Entries from a dataset
====================
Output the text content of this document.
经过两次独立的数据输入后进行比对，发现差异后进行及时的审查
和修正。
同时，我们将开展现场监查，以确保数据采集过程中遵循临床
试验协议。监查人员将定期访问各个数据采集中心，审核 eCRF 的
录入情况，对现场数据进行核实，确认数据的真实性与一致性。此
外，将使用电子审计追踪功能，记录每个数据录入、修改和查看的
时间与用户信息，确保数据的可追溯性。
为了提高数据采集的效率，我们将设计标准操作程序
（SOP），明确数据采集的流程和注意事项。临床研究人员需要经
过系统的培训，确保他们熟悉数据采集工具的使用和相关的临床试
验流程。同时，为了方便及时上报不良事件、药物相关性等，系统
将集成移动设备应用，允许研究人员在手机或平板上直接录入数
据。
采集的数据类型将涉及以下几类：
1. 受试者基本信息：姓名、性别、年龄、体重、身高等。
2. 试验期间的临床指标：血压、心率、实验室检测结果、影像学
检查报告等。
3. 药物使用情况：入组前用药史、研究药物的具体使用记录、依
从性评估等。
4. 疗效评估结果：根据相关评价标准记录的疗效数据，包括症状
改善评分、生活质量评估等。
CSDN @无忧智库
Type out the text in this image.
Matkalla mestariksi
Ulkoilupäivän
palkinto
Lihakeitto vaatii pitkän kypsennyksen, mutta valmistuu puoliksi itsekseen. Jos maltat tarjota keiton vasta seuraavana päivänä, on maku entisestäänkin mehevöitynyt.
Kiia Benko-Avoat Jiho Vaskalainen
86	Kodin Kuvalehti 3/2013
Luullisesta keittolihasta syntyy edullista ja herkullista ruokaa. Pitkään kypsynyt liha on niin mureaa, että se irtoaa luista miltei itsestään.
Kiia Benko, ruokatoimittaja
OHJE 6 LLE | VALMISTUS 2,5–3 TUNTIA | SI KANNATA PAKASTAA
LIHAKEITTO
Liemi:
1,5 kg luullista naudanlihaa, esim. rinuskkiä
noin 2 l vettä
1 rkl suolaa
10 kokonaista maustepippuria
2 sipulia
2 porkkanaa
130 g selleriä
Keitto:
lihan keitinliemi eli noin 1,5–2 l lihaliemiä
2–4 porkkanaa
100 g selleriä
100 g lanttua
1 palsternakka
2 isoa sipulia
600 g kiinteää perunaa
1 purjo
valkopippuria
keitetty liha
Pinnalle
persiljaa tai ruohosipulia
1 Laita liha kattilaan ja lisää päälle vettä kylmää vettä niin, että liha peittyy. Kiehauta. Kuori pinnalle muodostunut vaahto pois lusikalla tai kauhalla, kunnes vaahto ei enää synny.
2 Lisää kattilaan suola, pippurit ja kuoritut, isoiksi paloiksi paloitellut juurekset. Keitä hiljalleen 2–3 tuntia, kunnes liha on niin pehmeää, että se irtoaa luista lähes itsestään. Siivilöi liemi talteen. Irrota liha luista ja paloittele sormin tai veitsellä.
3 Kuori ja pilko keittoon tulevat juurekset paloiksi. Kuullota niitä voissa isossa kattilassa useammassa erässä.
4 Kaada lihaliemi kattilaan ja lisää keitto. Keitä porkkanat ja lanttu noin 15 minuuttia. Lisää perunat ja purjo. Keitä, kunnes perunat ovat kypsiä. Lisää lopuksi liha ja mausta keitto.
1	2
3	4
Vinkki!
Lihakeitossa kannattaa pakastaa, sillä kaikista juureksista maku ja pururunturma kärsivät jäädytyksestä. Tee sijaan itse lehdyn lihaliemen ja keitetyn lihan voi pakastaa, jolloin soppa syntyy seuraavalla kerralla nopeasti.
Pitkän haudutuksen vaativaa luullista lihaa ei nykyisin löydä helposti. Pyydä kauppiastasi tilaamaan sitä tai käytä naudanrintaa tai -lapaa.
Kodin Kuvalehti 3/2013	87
====================
Short exercise = Each line above that includes "kunnes" should be shown.

Task output =
1 Laita liha kattilaan ja lisää päälle vettä kylmää vettä niin, että liha peittyy. Kiehauta. Kuori pinnalle muodostunut vaahto pois lusikalla tai kauhalla, kunnes vaahto ei enää synny.
2 Lisää kattilaan suola, pippurit ja kuoritut, isoiksi paloiksi paloitellut juurekset. Keitä hiljalleen 2–3 tuntia, kunnes liha on niin pehmeää, että se irtoaa luista lähes itsestään. Siivilöi liemi talteen. Irrota liha luista ja paloittele sormin tai veitsellä.
4 Kaada lihaliemi kattilaan ja lisää keitto. Keitä porkkanat ja lanttu noin 15 minuuttia. Lisää perunat ja purjo. Keitä, kunnes perunat ovat kypsiä. Lisää lopuksi liha ja mausta keitto.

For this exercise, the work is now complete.